Please copy every line of the records below that holds the word "أراد".

::::::::::

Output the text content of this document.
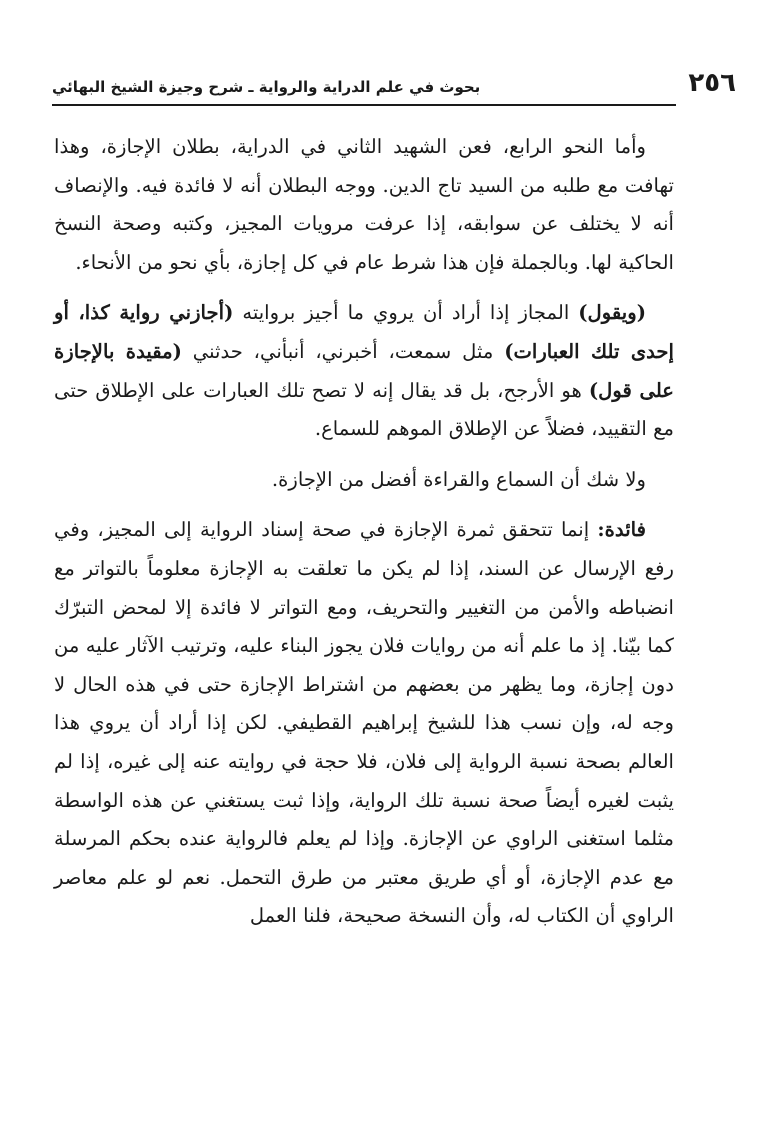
٢٥٦
بحوث في علم الدراية والرواية ـ شرح وجيزة الشيخ البهائي

وأما النحو الرابع، فعن الشهيد الثاني في الدراية، بطلان الإجازة، وهذا تهافت مع طلبه من السيد تاج الدين. ووجه البطلان أنه لا فائدة فيه. والإنصاف أنه لا يختلف عن سوابقه، إذا عرفت مرويات المجيز، وكتبه وصحة النسخ الحاكية لها. وبالجملة فإن هذا شرط عام في كل إجازة، بأي نحو من الأنحاء.

(ويقول) المجاز إذا أراد أن يروي ما أجيز بروايته (أجازني رواية كذا، أو إحدى تلك العبارات) مثل سمعت، أخبرني، أنبأني، حدثني (مقيدة بالإجازة على قول) هو الأرجح، بل قد يقال إنه لا تصح تلك العبارات على الإطلاق حتى مع التقييد، فضلاً عن الإطلاق الموهم للسماع.

ولا شك أن السماع والقراءة أفضل من الإجازة.

فائدة: إنما تتحقق ثمرة الإجازة في صحة إسناد الرواية إلى المجيز، وفي رفع الإرسال عن السند، إذا لم يكن ما تعلقت به الإجازة معلوماً بالتواتر مع انضباطه والأمن من التغيير والتحريف، ومع التواتر لا فائدة إلا لمحض التبرّك كما بيّنا. إذ ما علم أنه من روايات فلان يجوز البناء عليه، وترتيب الآثار عليه من دون إجازة، وما يظهر من بعضهم من اشتراط الإجازة حتى في هذه الحال لا وجه له، وإن نسب هذا للشيخ إبراهيم القطيفي. لكن إذا أراد أن يروي هذا العالم بصحة نسبة الرواية إلى فلان، فلا حجة في روايته عنه إلى غيره، إذا لم يثبت لغيره أيضاً صحة نسبة تلك الرواية، وإذا ثبت يستغني عن هذه الواسطة مثلما استغنى الراوي عن الإجازة. وإذا لم يعلم فالرواية عنده بحكم المرسلة مع عدم الإجازة، أو أي طريق معتبر من طرق التحمل. نعم لو علم معاصر الراوي أن الكتاب له، وأن النسخة صحيحة، فلنا العمل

::::::::::

_Solution:_
(ويقول) المجاز إذا أراد أن يروي ما أجيز بروايته (أجازني رواية كذا، أو إحدى تلك العبارات) مثل سمعت، أخبرني، أنبأني، حدثني (مقيدة بالإجازة على قول) هو الأرجح، بل قد يقال إنه لا تصح تلك العبارات على الإطلاق حتى مع التقييد، فضلاً عن الإطلاق الموهم للسماع.
فائدة: إنما تتحقق ثمرة الإجازة في صحة إسناد الرواية إلى المجيز، وفي رفع الإرسال عن السند، إذا لم يكن ما تعلقت به الإجازة معلوماً بالتواتر مع انضباطه والأمن من التغيير والتحريف، ومع التواتر لا فائدة إلا لمحض التبرّك كما بيّنا. إذ ما علم أنه من روايات فلان يجوز البناء عليه، وترتيب الآثار عليه من دون إجازة، وما يظهر من بعضهم من اشتراط الإجازة حتى في هذه الحال لا وجه له، وإن نسب هذا للشيخ إبراهيم القطيفي. لكن إذا أراد أن يروي هذا العالم بصحة نسبة الرواية إلى فلان، فلا حجة في روايته عنه إلى غيره، إذا لم يثبت لغيره أيضاً صحة نسبة تلك الرواية، وإذا ثبت يستغني عن هذه الواسطة مثلما استغنى الراوي عن الإجازة. وإذا لم يعلم فالرواية عنده بحكم المرسلة مع عدم الإجازة، أو أي طريق معتبر من طرق التحمل. نعم لو علم معاصر الراوي أن الكتاب له، وأن النسخة صحيحة، فلنا العمل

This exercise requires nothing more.